Task to carry out: Lines containing the string "написано" are to be counted; report the total by itself.

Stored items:

BEGIN

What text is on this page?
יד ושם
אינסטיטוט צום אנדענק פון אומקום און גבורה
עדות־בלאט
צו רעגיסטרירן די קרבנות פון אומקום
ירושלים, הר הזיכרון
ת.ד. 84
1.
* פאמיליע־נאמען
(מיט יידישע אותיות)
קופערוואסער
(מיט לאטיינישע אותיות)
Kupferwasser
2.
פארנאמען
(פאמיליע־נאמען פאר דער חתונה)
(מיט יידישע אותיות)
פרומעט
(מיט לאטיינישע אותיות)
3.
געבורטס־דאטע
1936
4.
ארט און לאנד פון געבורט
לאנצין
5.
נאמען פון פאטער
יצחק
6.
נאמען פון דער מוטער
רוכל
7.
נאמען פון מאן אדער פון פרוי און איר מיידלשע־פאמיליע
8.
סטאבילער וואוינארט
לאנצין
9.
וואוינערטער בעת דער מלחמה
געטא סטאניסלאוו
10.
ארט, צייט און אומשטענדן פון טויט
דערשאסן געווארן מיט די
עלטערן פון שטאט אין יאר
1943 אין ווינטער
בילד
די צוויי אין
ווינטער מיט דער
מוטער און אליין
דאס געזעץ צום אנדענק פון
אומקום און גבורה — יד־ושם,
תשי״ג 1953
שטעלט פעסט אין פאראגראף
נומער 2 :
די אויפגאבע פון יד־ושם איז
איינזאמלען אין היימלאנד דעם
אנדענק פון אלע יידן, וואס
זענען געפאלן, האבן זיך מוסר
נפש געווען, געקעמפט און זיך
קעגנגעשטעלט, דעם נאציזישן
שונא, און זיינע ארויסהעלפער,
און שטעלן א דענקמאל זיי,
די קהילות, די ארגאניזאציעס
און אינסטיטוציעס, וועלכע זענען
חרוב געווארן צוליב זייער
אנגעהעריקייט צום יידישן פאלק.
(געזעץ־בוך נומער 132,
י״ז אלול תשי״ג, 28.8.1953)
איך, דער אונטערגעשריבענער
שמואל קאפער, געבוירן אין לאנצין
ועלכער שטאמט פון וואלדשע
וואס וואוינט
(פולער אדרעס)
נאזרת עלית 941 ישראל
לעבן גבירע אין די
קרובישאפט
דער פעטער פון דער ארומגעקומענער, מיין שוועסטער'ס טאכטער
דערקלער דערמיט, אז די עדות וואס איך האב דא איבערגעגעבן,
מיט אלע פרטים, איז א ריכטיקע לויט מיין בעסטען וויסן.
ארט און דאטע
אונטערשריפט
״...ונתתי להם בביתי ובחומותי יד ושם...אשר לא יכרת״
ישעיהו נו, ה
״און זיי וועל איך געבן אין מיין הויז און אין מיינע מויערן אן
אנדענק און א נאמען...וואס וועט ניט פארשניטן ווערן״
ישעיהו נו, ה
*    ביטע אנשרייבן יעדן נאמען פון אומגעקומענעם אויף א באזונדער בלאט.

END
BEGIN

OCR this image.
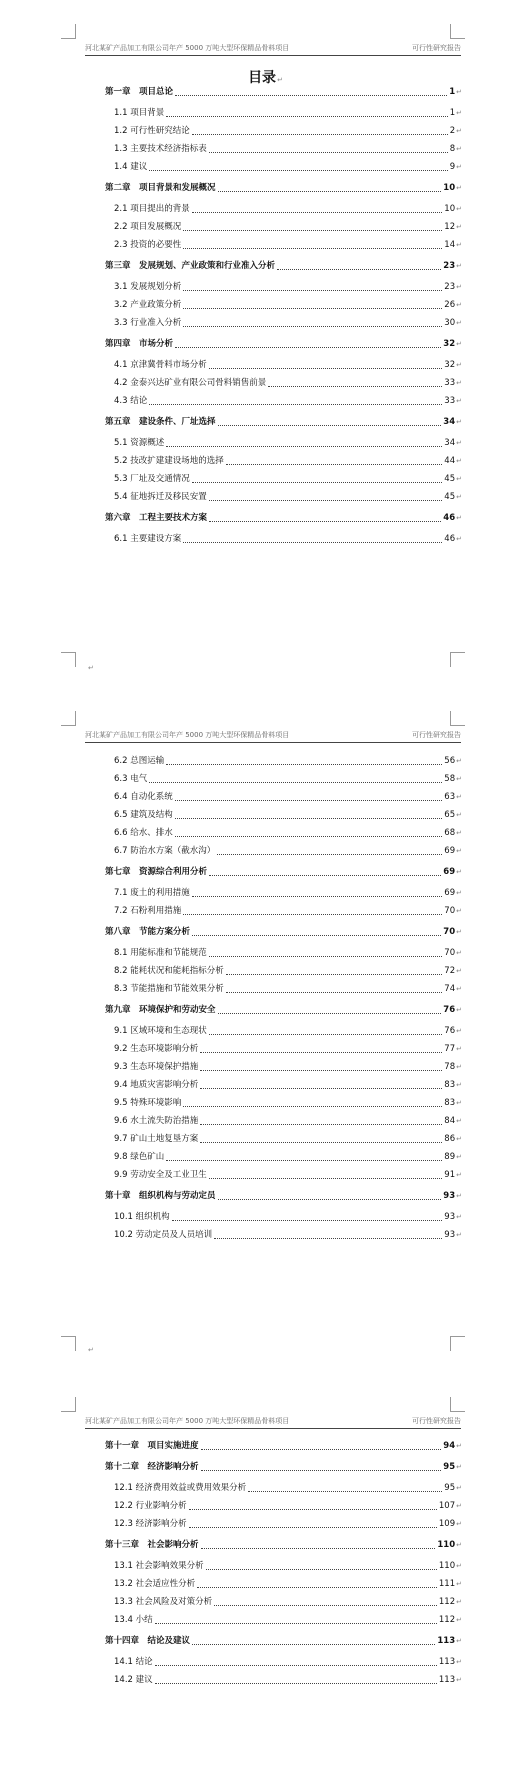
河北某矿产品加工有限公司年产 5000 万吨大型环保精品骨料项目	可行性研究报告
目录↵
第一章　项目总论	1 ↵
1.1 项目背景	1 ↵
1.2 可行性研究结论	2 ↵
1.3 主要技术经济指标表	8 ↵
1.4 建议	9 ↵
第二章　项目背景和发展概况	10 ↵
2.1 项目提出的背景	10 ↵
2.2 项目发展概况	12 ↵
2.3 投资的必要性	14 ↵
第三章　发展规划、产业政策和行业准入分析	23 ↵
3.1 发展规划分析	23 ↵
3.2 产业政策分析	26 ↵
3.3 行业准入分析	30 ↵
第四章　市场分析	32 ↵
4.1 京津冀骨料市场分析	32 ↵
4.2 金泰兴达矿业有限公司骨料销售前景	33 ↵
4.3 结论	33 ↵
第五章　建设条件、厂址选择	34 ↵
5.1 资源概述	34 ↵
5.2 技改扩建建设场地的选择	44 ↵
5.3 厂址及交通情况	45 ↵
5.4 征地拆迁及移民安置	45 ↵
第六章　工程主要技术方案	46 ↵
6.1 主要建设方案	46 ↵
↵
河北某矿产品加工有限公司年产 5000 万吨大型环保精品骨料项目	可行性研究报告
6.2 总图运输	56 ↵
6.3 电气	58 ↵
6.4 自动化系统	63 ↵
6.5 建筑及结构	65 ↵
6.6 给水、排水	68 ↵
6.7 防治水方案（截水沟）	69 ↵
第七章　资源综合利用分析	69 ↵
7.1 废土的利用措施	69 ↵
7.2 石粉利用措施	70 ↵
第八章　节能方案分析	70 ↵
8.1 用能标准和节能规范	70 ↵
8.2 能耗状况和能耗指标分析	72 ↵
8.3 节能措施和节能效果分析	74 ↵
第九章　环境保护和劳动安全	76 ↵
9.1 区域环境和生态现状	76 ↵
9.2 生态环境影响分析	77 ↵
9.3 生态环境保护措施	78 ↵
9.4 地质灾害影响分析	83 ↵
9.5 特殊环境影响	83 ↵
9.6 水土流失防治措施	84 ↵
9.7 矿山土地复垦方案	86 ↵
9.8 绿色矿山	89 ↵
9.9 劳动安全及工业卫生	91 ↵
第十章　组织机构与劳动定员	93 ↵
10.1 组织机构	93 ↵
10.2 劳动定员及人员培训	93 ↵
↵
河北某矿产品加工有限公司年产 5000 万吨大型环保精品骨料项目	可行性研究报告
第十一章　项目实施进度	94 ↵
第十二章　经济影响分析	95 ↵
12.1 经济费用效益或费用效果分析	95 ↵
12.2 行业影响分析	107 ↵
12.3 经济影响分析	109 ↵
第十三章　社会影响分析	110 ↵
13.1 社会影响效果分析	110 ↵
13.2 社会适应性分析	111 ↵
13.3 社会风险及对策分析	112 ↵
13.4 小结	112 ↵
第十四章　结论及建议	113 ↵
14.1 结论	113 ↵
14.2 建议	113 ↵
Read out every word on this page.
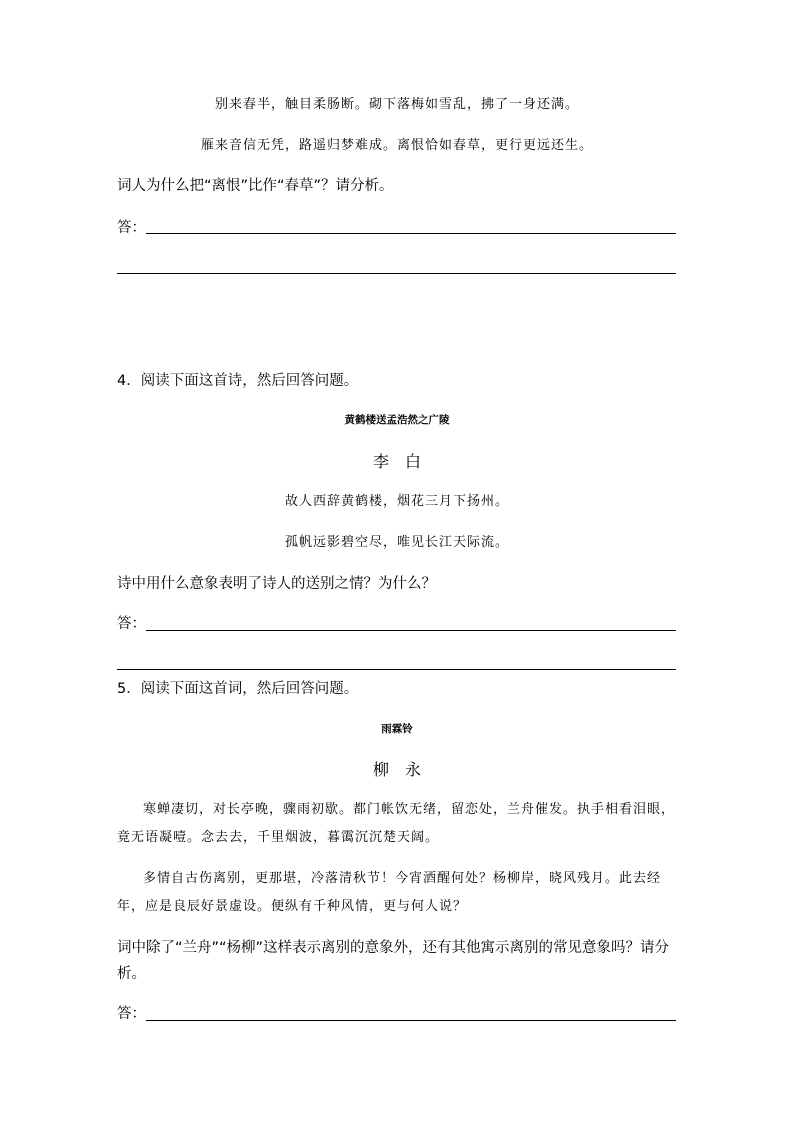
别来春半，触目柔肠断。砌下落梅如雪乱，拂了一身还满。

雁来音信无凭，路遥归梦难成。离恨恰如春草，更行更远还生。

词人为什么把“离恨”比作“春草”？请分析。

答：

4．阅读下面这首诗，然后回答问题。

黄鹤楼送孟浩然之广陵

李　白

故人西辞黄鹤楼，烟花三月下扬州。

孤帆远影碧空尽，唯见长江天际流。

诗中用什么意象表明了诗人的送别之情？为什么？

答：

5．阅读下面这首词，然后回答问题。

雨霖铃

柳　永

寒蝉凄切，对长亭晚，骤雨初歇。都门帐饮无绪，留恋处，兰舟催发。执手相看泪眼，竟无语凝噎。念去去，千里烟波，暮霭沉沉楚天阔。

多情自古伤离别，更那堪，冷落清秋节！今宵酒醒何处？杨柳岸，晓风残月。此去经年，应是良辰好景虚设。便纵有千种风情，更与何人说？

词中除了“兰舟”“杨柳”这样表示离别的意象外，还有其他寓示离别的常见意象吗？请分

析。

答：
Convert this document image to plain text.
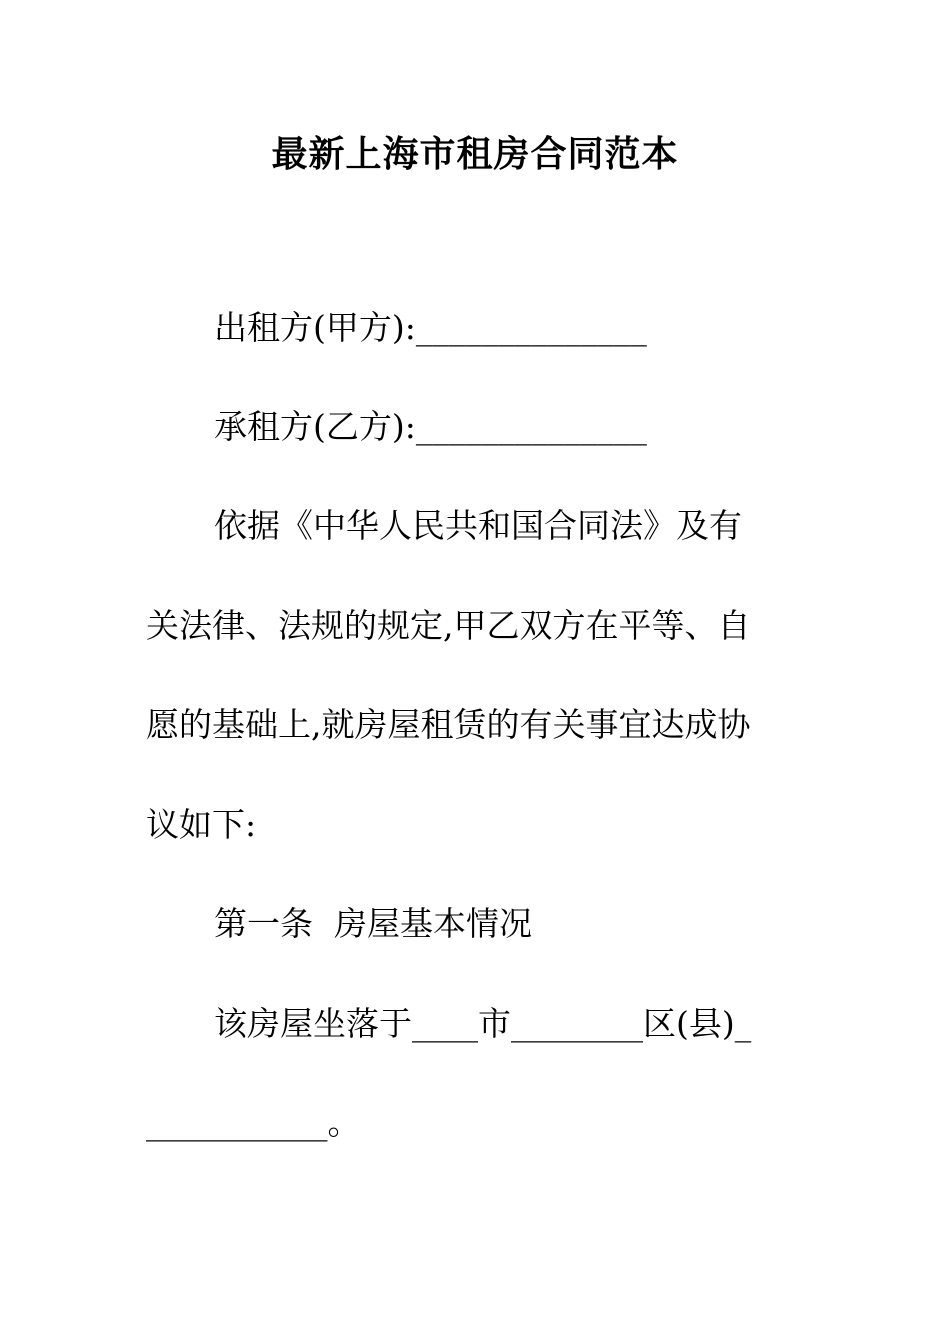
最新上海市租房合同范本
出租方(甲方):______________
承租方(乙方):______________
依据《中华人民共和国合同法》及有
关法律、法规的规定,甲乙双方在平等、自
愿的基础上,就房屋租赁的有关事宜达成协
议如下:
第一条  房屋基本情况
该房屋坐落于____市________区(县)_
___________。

END
BEGIN

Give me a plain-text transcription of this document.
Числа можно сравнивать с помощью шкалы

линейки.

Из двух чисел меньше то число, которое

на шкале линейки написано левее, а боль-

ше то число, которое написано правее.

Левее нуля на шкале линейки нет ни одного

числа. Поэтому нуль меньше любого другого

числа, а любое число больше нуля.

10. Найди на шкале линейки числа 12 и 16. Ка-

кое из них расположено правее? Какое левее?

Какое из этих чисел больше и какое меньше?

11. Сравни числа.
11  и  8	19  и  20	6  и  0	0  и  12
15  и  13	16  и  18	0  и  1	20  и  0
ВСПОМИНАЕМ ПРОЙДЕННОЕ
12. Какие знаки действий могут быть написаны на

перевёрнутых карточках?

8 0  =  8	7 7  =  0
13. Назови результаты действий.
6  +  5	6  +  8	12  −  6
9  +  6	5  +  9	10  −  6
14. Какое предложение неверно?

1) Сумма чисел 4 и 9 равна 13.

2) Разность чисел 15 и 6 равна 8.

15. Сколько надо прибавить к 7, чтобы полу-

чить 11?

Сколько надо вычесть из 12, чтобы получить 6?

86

END

Response below: 2